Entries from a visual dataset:
________

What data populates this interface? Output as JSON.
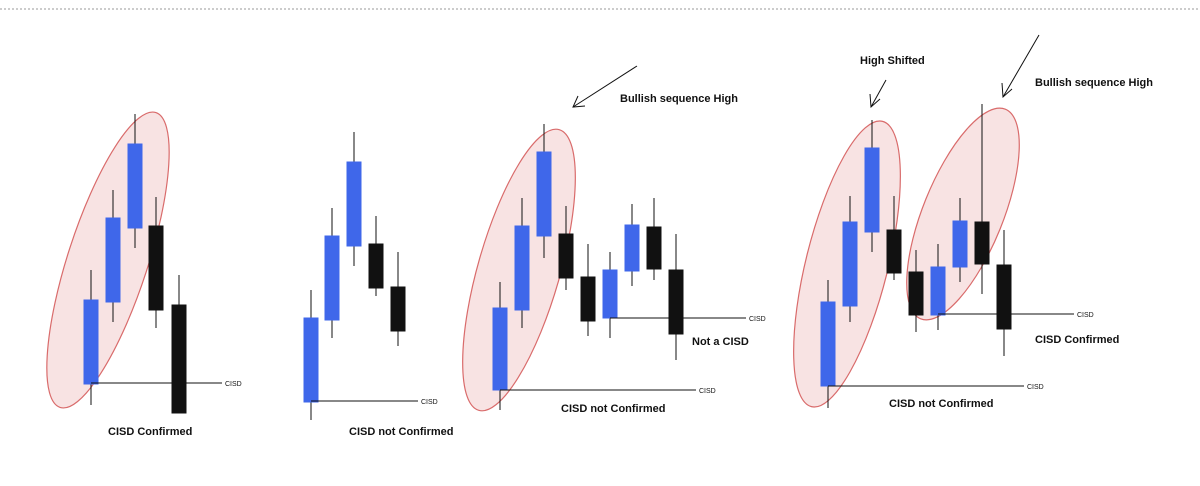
{
  "colors": {
    "bull": "#3f67ea",
    "bear": "#111111",
    "wick": "#111111",
    "highlight_fill": "#f8e3e3",
    "highlight_stroke": "#d96b6b",
    "divider": "#9a9a9a"
  },
  "panels": [
    {
      "level_label": "CISD",
      "caption": "CISD Confirmed",
      "candles": [
        "bull",
        "bull",
        "bull",
        "bear",
        "bear"
      ]
    },
    {
      "level_label": "CISD",
      "caption": "CISD not Confirmed",
      "candles": [
        "bull",
        "bull",
        "bull",
        "bear",
        "bear"
      ]
    },
    {
      "level_label": "CISD",
      "caption": "CISD not Confirmed",
      "annotation": "Bullish sequence High",
      "inner_level_label": "CISD",
      "inner_caption": "Not a CISD",
      "candles": [
        "bull",
        "bull",
        "bull",
        "bear",
        "bear",
        "bull",
        "bull",
        "bear",
        "bear"
      ]
    },
    {
      "level_label": "CISD",
      "caption": "CISD not Confirmed",
      "annotation_left": "High Shifted",
      "annotation_right": "Bullish sequence High",
      "inner_level_label": "CISD",
      "inner_caption": "CISD Confirmed",
      "candles": [
        "bull",
        "bull",
        "bull",
        "bear",
        "bear",
        "bull",
        "bull",
        "bear",
        "bear"
      ]
    }
  ]
}
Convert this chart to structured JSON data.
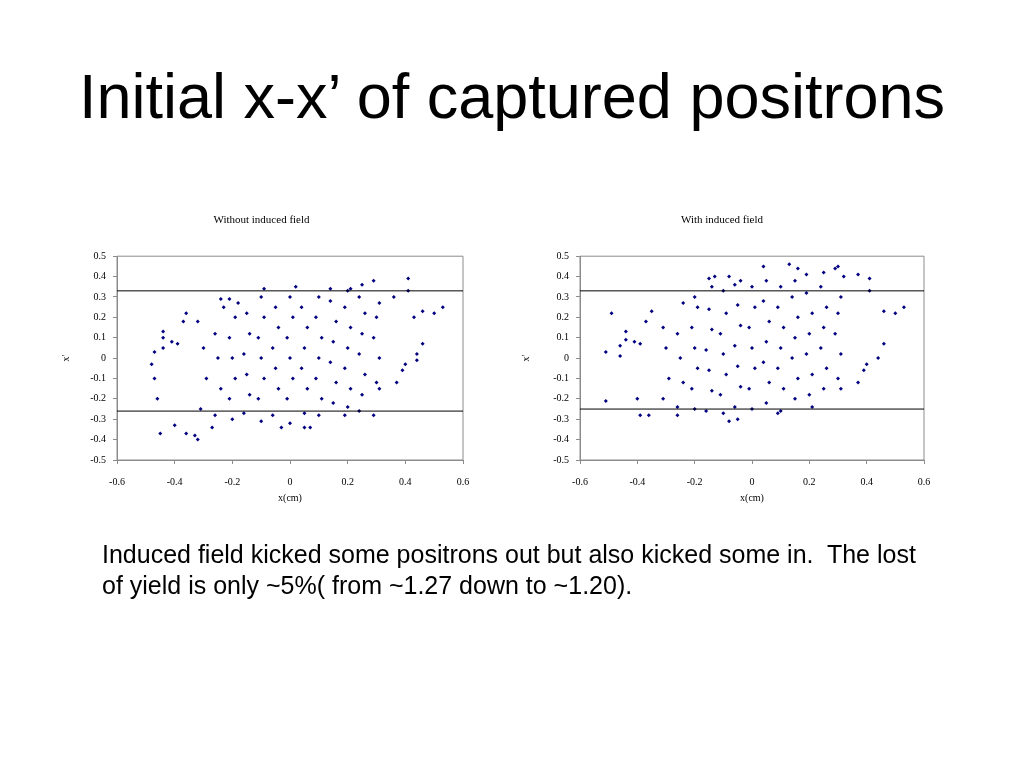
{
  "chart_data": [
    {
      "type": "other",
      "title": "Initial x-x’ of captured positrons"
    },
    {
      "type": "scatter",
      "title": "Without induced field",
      "xlabel": "x(cm)",
      "ylabel": "x'",
      "xlim": [
        -0.6,
        0.6
      ],
      "xticks": [
        -0.6,
        -0.4,
        -0.2,
        0,
        0.2,
        0.4,
        0.6
      ],
      "ylim": [
        -0.5,
        0.5
      ],
      "yticks": [
        -0.5,
        -0.4,
        -0.3,
        -0.2,
        -0.1,
        0,
        0.1,
        0.2,
        0.3,
        0.4,
        0.5
      ],
      "grid": false,
      "legend": false,
      "marker": "diamond",
      "ref_lines": [
        {
          "axis": "y",
          "value": 0.33,
          "color": "#000000"
        },
        {
          "axis": "y",
          "value": -0.26,
          "color": "#000000"
        }
      ],
      "series": [
        {
          "color": "#000080",
          "x": [
            -0.48,
            -0.47,
            -0.46,
            -0.45,
            -0.47,
            -0.44,
            -0.44,
            -0.44,
            -0.41,
            -0.39,
            -0.4,
            -0.36,
            -0.33,
            -0.32,
            -0.36,
            -0.37,
            -0.27,
            -0.24,
            -0.21,
            -0.09,
            0.02,
            -0.03,
            0.05,
            0.07,
            0.14,
            0.21,
            0.25,
            0.29,
            0.41,
            0.41,
            0.53,
            0.5,
            0.46,
            0.46,
            0.44,
            0.44,
            0.43,
            0.4,
            0.39,
            0.37,
            0.31,
            0.29,
            0.24,
            0.19,
            0.36,
            -0.31,
            -0.29,
            -0.3,
            -0.32,
            -0.26,
            -0.24,
            -0.25,
            -0.26,
            -0.23,
            -0.2,
            -0.21,
            -0.19,
            -0.2,
            -0.21,
            -0.19,
            -0.18,
            -0.16,
            -0.14,
            -0.15,
            -0.16,
            -0.14,
            -0.15,
            -0.1,
            -0.11,
            -0.09,
            -0.1,
            -0.11,
            -0.09,
            -0.1,
            -0.06,
            -0.04,
            -0.05,
            -0.06,
            -0.04,
            -0.05,
            0,
            -0.01,
            0.01,
            0,
            -0.01,
            0.01,
            0,
            0.05,
            0.06,
            0.04,
            0.05,
            0.06,
            0.04,
            0.1,
            0.11,
            0.09,
            0.1,
            0.11,
            0.09,
            0.1,
            0.15,
            0.16,
            0.14,
            0.15,
            0.16,
            0.14,
            0.2,
            0.21,
            0.19,
            0.2,
            0.21,
            0.19,
            0.2,
            0.25,
            0.26,
            0.24,
            0.25,
            0.26,
            0.24,
            0.3,
            0.31,
            0.29,
            0.3,
            0.31
          ],
          "values": [
            -0.03,
            -0.1,
            -0.2,
            -0.37,
            0.03,
            0.13,
            0.1,
            0.05,
            0.08,
            0.07,
            -0.33,
            -0.37,
            -0.38,
            -0.4,
            0.22,
            0.18,
            -0.34,
            0.29,
            0.29,
            0.34,
            0.35,
            -0.34,
            -0.34,
            -0.34,
            0.34,
            0.34,
            0.36,
            0.38,
            0.39,
            0.33,
            0.25,
            0.22,
            0.23,
            0.07,
            0.02,
            -0.01,
            0.2,
            -0.03,
            -0.06,
            -0.12,
            -0.15,
            -0.28,
            -0.26,
            -0.28,
            0.3,
            -0.25,
            -0.1,
            0.05,
            0.18,
            -0.28,
            -0.15,
            0,
            0.12,
            0.25,
            -0.3,
            -0.2,
            -0.1,
            0,
            0.1,
            0.2,
            0.27,
            -0.27,
            -0.18,
            -0.08,
            0.02,
            0.12,
            0.22,
            -0.31,
            -0.2,
            -0.1,
            0,
            0.1,
            0.2,
            0.3,
            -0.28,
            -0.15,
            -0.05,
            0.05,
            0.15,
            0.25,
            -0.32,
            -0.2,
            -0.1,
            0,
            0.1,
            0.2,
            0.3,
            -0.27,
            -0.15,
            -0.05,
            0.05,
            0.15,
            0.25,
            -0.28,
            -0.2,
            -0.1,
            0,
            0.1,
            0.2,
            0.3,
            -0.22,
            -0.12,
            -0.02,
            0.08,
            0.18,
            0.28,
            -0.24,
            -0.15,
            -0.05,
            0.05,
            0.15,
            0.25,
            0.33,
            -0.18,
            -0.08,
            0.02,
            0.12,
            0.22,
            0.3,
            -0.12,
            0,
            0.1,
            0.2,
            0.27
          ]
        }
      ]
    },
    {
      "type": "scatter",
      "title": "With induced field",
      "xlabel": "x(cm)",
      "ylabel": "x'",
      "xlim": [
        -0.6,
        0.6
      ],
      "xticks": [
        -0.6,
        -0.4,
        -0.2,
        0,
        0.2,
        0.4,
        0.6
      ],
      "ylim": [
        -0.5,
        0.5
      ],
      "yticks": [
        -0.5,
        -0.4,
        -0.3,
        -0.2,
        -0.1,
        0,
        0.1,
        0.2,
        0.3,
        0.4,
        0.5
      ],
      "grid": false,
      "legend": false,
      "marker": "diamond",
      "ref_lines": [
        {
          "axis": "y",
          "value": 0.33,
          "color": "#000000"
        },
        {
          "axis": "y",
          "value": -0.25,
          "color": "#000000"
        }
      ],
      "series": [
        {
          "color": "#000080",
          "x": [
            -0.51,
            -0.49,
            -0.51,
            -0.46,
            -0.46,
            -0.44,
            -0.44,
            -0.41,
            -0.39,
            -0.4,
            -0.39,
            -0.36,
            -0.37,
            -0.35,
            -0.26,
            -0.15,
            -0.13,
            -0.08,
            -0.04,
            -0.08,
            -0.05,
            0.04,
            0.13,
            0.16,
            0.19,
            0.25,
            0.29,
            0.3,
            0.32,
            0.37,
            0.41,
            0.41,
            0.53,
            0.5,
            0.46,
            0.46,
            0.44,
            0.4,
            0.39,
            0.37,
            0.31,
            0.09,
            0.21,
            -0.31,
            -0.29,
            -0.3,
            -0.31,
            -0.26,
            -0.24,
            -0.25,
            -0.26,
            -0.24,
            -0.2,
            -0.21,
            -0.19,
            -0.2,
            -0.21,
            -0.19,
            -0.2,
            -0.16,
            -0.14,
            -0.15,
            -0.16,
            -0.14,
            -0.15,
            -0.14,
            -0.1,
            -0.11,
            -0.09,
            -0.1,
            -0.11,
            -0.09,
            -0.1,
            -0.06,
            -0.04,
            -0.05,
            -0.06,
            -0.04,
            -0.05,
            -0.06,
            0,
            -0.01,
            0.01,
            0,
            -0.01,
            0.01,
            0,
            0.05,
            0.06,
            0.04,
            0.05,
            0.06,
            0.04,
            0.05,
            0.1,
            0.11,
            0.09,
            0.1,
            0.11,
            0.09,
            0.1,
            0.15,
            0.16,
            0.14,
            0.15,
            0.16,
            0.14,
            0.15,
            0.2,
            0.21,
            0.19,
            0.2,
            0.21,
            0.19,
            0.25,
            0.26,
            0.24,
            0.25,
            0.26,
            0.24,
            0.3,
            0.31,
            0.29,
            0.3,
            0.31
          ],
          "values": [
            0.03,
            0.22,
            -0.21,
            0.06,
            0.01,
            0.13,
            0.09,
            0.08,
            0.07,
            -0.2,
            -0.28,
            -0.28,
            0.18,
            0.23,
            -0.28,
            0.39,
            0.4,
            0.4,
            0.38,
            -0.31,
            -0.3,
            0.45,
            0.46,
            0.44,
            0.41,
            0.42,
            0.44,
            0.45,
            0.4,
            0.41,
            0.39,
            0.33,
            0.25,
            0.22,
            0.23,
            0.07,
            0,
            -0.03,
            -0.06,
            -0.12,
            -0.15,
            -0.27,
            -0.24,
            -0.2,
            -0.1,
            0.05,
            0.15,
            -0.24,
            -0.12,
            0,
            0.12,
            0.27,
            -0.25,
            -0.15,
            -0.05,
            0.05,
            0.15,
            0.25,
            0.3,
            -0.26,
            -0.16,
            -0.06,
            0.04,
            0.14,
            0.24,
            0.35,
            -0.27,
            -0.18,
            -0.08,
            0.02,
            0.12,
            0.22,
            0.33,
            -0.24,
            -0.14,
            -0.04,
            0.06,
            0.16,
            0.26,
            0.36,
            -0.25,
            -0.15,
            -0.05,
            0.05,
            0.15,
            0.25,
            0.35,
            -0.22,
            -0.12,
            -0.02,
            0.08,
            0.18,
            0.28,
            0.38,
            -0.26,
            -0.15,
            -0.05,
            0.05,
            0.15,
            0.25,
            0.35,
            -0.2,
            -0.1,
            0,
            0.1,
            0.2,
            0.3,
            0.38,
            -0.18,
            -0.08,
            0.02,
            0.12,
            0.22,
            0.32,
            -0.15,
            -0.05,
            0.05,
            0.15,
            0.25,
            0.35,
            -0.1,
            0.02,
            0.12,
            0.22,
            0.3
          ]
        }
      ]
    },
    {
      "type": "other",
      "annotations": [
        "Induced field kicked some positrons out but also kicked some in.  The lost of yield is only ~5%( from ~1.27 down to ~1.20)."
      ]
    }
  ]
}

________

▶ [Problem requirements]
List the lines of the entries that include "this".

▶ [Task response]
What data populates this interface? Output as JSON.
Convert this chart to structured JSON data.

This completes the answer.